**The task:**
The records below hold pictures; please leave those out and retype the rest exactly.

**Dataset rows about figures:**
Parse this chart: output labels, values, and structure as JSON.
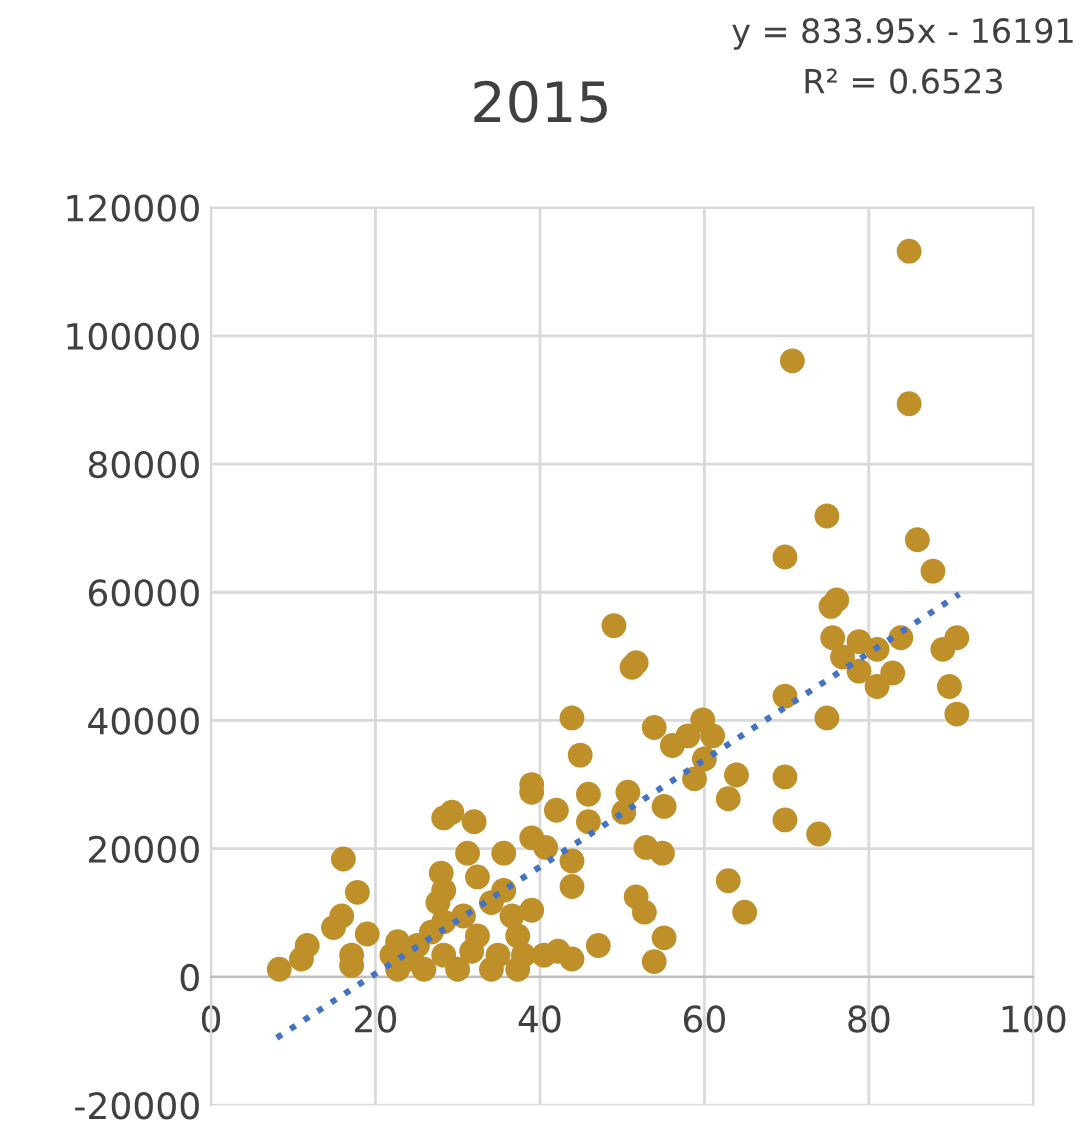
{
  "chart_data": {
    "type": "scatter",
    "title": "2015",
    "annotations": [
      "y = 833.95x - 16191",
      "R² = 0.6523"
    ],
    "xlim": [
      0,
      100
    ],
    "xticks": [
      0,
      20,
      40,
      60,
      80,
      100
    ],
    "ylim": [
      -20000,
      120000
    ],
    "yticks": [
      -20000,
      0,
      20000,
      40000,
      60000,
      80000,
      100000,
      120000
    ],
    "grid": true,
    "legend": false,
    "marker": "circle",
    "series": [
      {
        "color": "#bf8f2a",
        "x": [
          84.9,
          70.7,
          84.9,
          74.9,
          69.8,
          85.9,
          87.8,
          75.4,
          76.1,
          75.6,
          78.8,
          81.0,
          83.9,
          76.8,
          78.8,
          81.0,
          82.9,
          89.0,
          90.7,
          89.8,
          90.7,
          69.8,
          74.9,
          69.8,
          69.8,
          73.9,
          49.0,
          51.2,
          51.7,
          43.9,
          44.9,
          53.9,
          56.1,
          58.0,
          59.8,
          61.0,
          60.0,
          58.8,
          63.9,
          62.9,
          45.9,
          42.0,
          50.7,
          50.2,
          45.9,
          55.1,
          52.9,
          54.9,
          40.7,
          43.9,
          43.9,
          51.7,
          52.7,
          62.9,
          64.9,
          55.1,
          47.1,
          42.2,
          43.9,
          53.9,
          8.3,
          11.7,
          11.0,
          16.1,
          17.8,
          15.9,
          14.9,
          17.1,
          17.1,
          19.0,
          28.3,
          29.3,
          32.0,
          39.0,
          39.0,
          31.2,
          35.6,
          28.0,
          28.3,
          32.4,
          27.6,
          34.1,
          30.7,
          36.6,
          39.0,
          26.8,
          32.4,
          37.3,
          22.7,
          25.1,
          22.0,
          24.4,
          28.3,
          31.7,
          34.9,
          38.0,
          22.7,
          25.9,
          30.0,
          34.1,
          37.3,
          40.5,
          28.3,
          35.6,
          39.0
        ],
        "values": [
          113200,
          96100,
          89400,
          71900,
          65500,
          68200,
          63300,
          57800,
          58800,
          52900,
          52300,
          51100,
          52900,
          49900,
          47700,
          45300,
          47400,
          51100,
          52900,
          45300,
          41000,
          43800,
          40400,
          31200,
          24500,
          22300,
          54800,
          48300,
          49000,
          40400,
          34600,
          38900,
          36100,
          37600,
          40100,
          37600,
          34000,
          30900,
          31500,
          27800,
          28500,
          26000,
          28800,
          25700,
          24200,
          26600,
          20200,
          19300,
          20200,
          18100,
          14100,
          12500,
          10100,
          15000,
          10100,
          6100,
          4900,
          4000,
          2800,
          2400,
          1200,
          4900,
          2800,
          18400,
          13200,
          9500,
          7700,
          3400,
          1800,
          6700,
          24800,
          25700,
          24200,
          30000,
          28800,
          19300,
          19300,
          16200,
          13500,
          15600,
          11600,
          11600,
          9500,
          9500,
          10400,
          7000,
          6400,
          6400,
          5500,
          4900,
          3400,
          2800,
          3400,
          4000,
          3400,
          3400,
          1200,
          1200,
          1200,
          1200,
          1200,
          3400,
          8600,
          13500,
          21700
        ]
      },
      {
        "type": "line",
        "color": "#4472c4",
        "line_style": "dotted",
        "marker": "none",
        "x": [
          8,
          91
        ],
        "values": [
          -9500,
          59700
        ]
      }
    ]
  }
}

**Task response:**
Parse this chart: output labels, values, and structure as JSON.
{
  "chart_data": {
    "type": "scatter",
    "title": "2015",
    "annotations": [
      "y = 833.95x - 16191",
      "R² = 0.6523"
    ],
    "xlim": [
      0,
      100
    ],
    "xticks": [
      0,
      20,
      40,
      60,
      80,
      100
    ],
    "ylim": [
      -20000,
      120000
    ],
    "yticks": [
      -20000,
      0,
      20000,
      40000,
      60000,
      80000,
      100000,
      120000
    ],
    "grid": true,
    "legend": false,
    "marker": "circle",
    "series": [
      {
        "color": "#bf8f2a",
        "x": [
          84.9,
          70.7,
          84.9,
          74.9,
          69.8,
          85.9,
          87.8,
          75.4,
          76.1,
          75.6,
          78.8,
          81.0,
          83.9,
          76.8,
          78.8,
          81.0,
          82.9,
          89.0,
          90.7,
          89.8,
          90.7,
          69.8,
          74.9,
          69.8,
          69.8,
          73.9,
          49.0,
          51.2,
          51.7,
          43.9,
          44.9,
          53.9,
          56.1,
          58.0,
          59.8,
          61.0,
          60.0,
          58.8,
          63.9,
          62.9,
          45.9,
          42.0,
          50.7,
          50.2,
          45.9,
          55.1,
          52.9,
          54.9,
          40.7,
          43.9,
          43.9,
          51.7,
          52.7,
          62.9,
          64.9,
          55.1,
          47.1,
          42.2,
          43.9,
          53.9,
          8.3,
          11.7,
          11.0,
          16.1,
          17.8,
          15.9,
          14.9,
          17.1,
          17.1,
          19.0,
          28.3,
          29.3,
          32.0,
          39.0,
          39.0,
          31.2,
          35.6,
          28.0,
          28.3,
          32.4,
          27.6,
          34.1,
          30.7,
          36.6,
          39.0,
          26.8,
          32.4,
          37.3,
          22.7,
          25.1,
          22.0,
          24.4,
          28.3,
          31.7,
          34.9,
          38.0,
          22.7,
          25.9,
          30.0,
          34.1,
          37.3,
          40.5,
          28.3,
          35.6,
          39.0
        ],
        "values": [
          113200,
          96100,
          89400,
          71900,
          65500,
          68200,
          63300,
          57800,
          58800,
          52900,
          52300,
          51100,
          52900,
          49900,
          47700,
          45300,
          47400,
          51100,
          52900,
          45300,
          41000,
          43800,
          40400,
          31200,
          24500,
          22300,
          54800,
          48300,
          49000,
          40400,
          34600,
          38900,
          36100,
          37600,
          40100,
          37600,
          34000,
          30900,
          31500,
          27800,
          28500,
          26000,
          28800,
          25700,
          24200,
          26600,
          20200,
          19300,
          20200,
          18100,
          14100,
          12500,
          10100,
          15000,
          10100,
          6100,
          4900,
          4000,
          2800,
          2400,
          1200,
          4900,
          2800,
          18400,
          13200,
          9500,
          7700,
          3400,
          1800,
          6700,
          24800,
          25700,
          24200,
          30000,
          28800,
          19300,
          19300,
          16200,
          13500,
          15600,
          11600,
          11600,
          9500,
          9500,
          10400,
          7000,
          6400,
          6400,
          5500,
          4900,
          3400,
          2800,
          3400,
          4000,
          3400,
          3400,
          1200,
          1200,
          1200,
          1200,
          1200,
          3400,
          8600,
          13500,
          21700
        ]
      },
      {
        "type": "line",
        "color": "#4472c4",
        "line_style": "dotted",
        "marker": "none",
        "x": [
          8,
          91
        ],
        "values": [
          -9500,
          59700
        ]
      }
    ]
  }
}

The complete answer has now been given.